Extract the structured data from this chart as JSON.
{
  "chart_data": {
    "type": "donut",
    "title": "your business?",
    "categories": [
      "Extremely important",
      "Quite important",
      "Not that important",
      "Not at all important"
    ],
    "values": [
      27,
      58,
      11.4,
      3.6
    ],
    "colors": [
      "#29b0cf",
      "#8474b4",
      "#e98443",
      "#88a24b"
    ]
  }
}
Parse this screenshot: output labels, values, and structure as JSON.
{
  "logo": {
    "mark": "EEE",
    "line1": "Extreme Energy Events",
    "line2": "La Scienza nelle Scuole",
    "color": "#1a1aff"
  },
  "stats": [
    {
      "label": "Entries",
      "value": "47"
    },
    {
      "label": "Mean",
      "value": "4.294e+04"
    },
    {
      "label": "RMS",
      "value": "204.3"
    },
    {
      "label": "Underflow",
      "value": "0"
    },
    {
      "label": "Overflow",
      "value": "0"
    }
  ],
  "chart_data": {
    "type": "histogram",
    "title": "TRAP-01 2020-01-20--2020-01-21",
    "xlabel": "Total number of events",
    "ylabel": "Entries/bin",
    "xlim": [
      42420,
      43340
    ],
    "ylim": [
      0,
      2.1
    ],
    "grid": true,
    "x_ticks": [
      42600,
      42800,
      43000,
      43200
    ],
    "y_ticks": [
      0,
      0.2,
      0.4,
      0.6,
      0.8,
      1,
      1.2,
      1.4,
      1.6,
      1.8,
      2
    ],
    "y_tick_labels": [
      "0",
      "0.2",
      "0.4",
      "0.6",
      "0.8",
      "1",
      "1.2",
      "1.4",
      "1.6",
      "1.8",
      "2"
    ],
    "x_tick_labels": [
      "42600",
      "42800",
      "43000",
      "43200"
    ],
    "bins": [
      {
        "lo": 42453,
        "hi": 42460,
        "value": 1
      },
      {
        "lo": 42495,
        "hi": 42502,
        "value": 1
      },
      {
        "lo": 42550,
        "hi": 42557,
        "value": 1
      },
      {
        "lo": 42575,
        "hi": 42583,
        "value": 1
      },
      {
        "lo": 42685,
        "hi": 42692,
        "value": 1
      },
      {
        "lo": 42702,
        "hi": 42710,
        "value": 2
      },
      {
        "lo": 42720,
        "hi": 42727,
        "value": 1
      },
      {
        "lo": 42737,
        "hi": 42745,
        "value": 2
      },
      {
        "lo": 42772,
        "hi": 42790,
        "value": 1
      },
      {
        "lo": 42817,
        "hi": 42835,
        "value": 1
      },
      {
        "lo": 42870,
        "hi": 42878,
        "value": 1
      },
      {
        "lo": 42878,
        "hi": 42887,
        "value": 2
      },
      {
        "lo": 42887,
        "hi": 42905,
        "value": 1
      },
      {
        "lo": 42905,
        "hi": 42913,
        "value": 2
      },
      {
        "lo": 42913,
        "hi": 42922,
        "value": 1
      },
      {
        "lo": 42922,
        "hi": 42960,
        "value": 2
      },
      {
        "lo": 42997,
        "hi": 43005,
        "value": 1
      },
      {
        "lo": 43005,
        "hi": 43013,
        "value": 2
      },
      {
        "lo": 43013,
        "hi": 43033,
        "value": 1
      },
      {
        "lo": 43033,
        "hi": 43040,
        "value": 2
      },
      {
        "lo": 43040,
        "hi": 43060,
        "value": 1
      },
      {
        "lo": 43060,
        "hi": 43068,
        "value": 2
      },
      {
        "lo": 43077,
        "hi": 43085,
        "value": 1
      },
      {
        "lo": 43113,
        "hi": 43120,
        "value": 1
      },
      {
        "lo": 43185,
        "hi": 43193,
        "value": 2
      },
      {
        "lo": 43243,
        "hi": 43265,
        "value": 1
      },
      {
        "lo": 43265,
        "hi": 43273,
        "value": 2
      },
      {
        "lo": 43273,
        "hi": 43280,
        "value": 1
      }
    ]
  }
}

Problem details: All of the material above needs to be retyped word for word.

Correct response:
Extract the structured data from this chart as JSON.
{
  "chart_data": {
    "type": "donut",
    "title": "your business?",
    "categories": [
      "Extremely important",
      "Quite important",
      "Not that important",
      "Not at all important"
    ],
    "values": [
      27,
      58,
      11.4,
      3.6
    ],
    "colors": [
      "#29b0cf",
      "#8474b4",
      "#e98443",
      "#88a24b"
    ]
  }
}
Parse this screenshot: output labels, values, and structure as JSON.
{
  "logo": {
    "mark": "EEE",
    "line1": "Extreme Energy Events",
    "line2": "La Scienza nelle Scuole",
    "color": "#1a1aff"
  },
  "stats": [
    {
      "label": "Entries",
      "value": "47"
    },
    {
      "label": "Mean",
      "value": "4.294e+04"
    },
    {
      "label": "RMS",
      "value": "204.3"
    },
    {
      "label": "Underflow",
      "value": "0"
    },
    {
      "label": "Overflow",
      "value": "0"
    }
  ],
  "chart_data": {
    "type": "histogram",
    "title": "TRAP-01 2020-01-20--2020-01-21",
    "xlabel": "Total number of events",
    "ylabel": "Entries/bin",
    "xlim": [
      42420,
      43340
    ],
    "ylim": [
      0,
      2.1
    ],
    "grid": true,
    "x_ticks": [
      42600,
      42800,
      43000,
      43200
    ],
    "y_ticks": [
      0,
      0.2,
      0.4,
      0.6,
      0.8,
      1,
      1.2,
      1.4,
      1.6,
      1.8,
      2
    ],
    "y_tick_labels": [
      "0",
      "0.2",
      "0.4",
      "0.6",
      "0.8",
      "1",
      "1.2",
      "1.4",
      "1.6",
      "1.8",
      "2"
    ],
    "x_tick_labels": [
      "42600",
      "42800",
      "43000",
      "43200"
    ],
    "bins": [
      {
        "lo": 42453,
        "hi": 42460,
        "value": 1
      },
      {
        "lo": 42495,
        "hi": 42502,
        "value": 1
      },
      {
        "lo": 42550,
        "hi": 42557,
        "value": 1
      },
      {
        "lo": 42575,
        "hi": 42583,
        "value": 1
      },
      {
        "lo": 42685,
        "hi": 42692,
        "value": 1
      },
      {
        "lo": 42702,
        "hi": 42710,
        "value": 2
      },
      {
        "lo": 42720,
        "hi": 42727,
        "value": 1
      },
      {
        "lo": 42737,
        "hi": 42745,
        "value": 2
      },
      {
        "lo": 42772,
        "hi": 42790,
        "value": 1
      },
      {
        "lo": 42817,
        "hi": 42835,
        "value": 1
      },
      {
        "lo": 42870,
        "hi": 42878,
        "value": 1
      },
      {
        "lo": 42878,
        "hi": 42887,
        "value": 2
      },
      {
        "lo": 42887,
        "hi": 42905,
        "value": 1
      },
      {
        "lo": 42905,
        "hi": 42913,
        "value": 2
      },
      {
        "lo": 42913,
        "hi": 42922,
        "value": 1
      },
      {
        "lo": 42922,
        "hi": 42960,
        "value": 2
      },
      {
        "lo": 42997,
        "hi": 43005,
        "value": 1
      },
      {
        "lo": 43005,
        "hi": 43013,
        "value": 2
      },
      {
        "lo": 43013,
        "hi": 43033,
        "value": 1
      },
      {
        "lo": 43033,
        "hi": 43040,
        "value": 2
      },
      {
        "lo": 43040,
        "hi": 43060,
        "value": 1
      },
      {
        "lo": 43060,
        "hi": 43068,
        "value": 2
      },
      {
        "lo": 43077,
        "hi": 43085,
        "value": 1
      },
      {
        "lo": 43113,
        "hi": 43120,
        "value": 1
      },
      {
        "lo": 43185,
        "hi": 43193,
        "value": 2
      },
      {
        "lo": 43243,
        "hi": 43265,
        "value": 1
      },
      {
        "lo": 43265,
        "hi": 43273,
        "value": 2
      },
      {
        "lo": 43273,
        "hi": 43280,
        "value": 1
      }
    ]
  }
}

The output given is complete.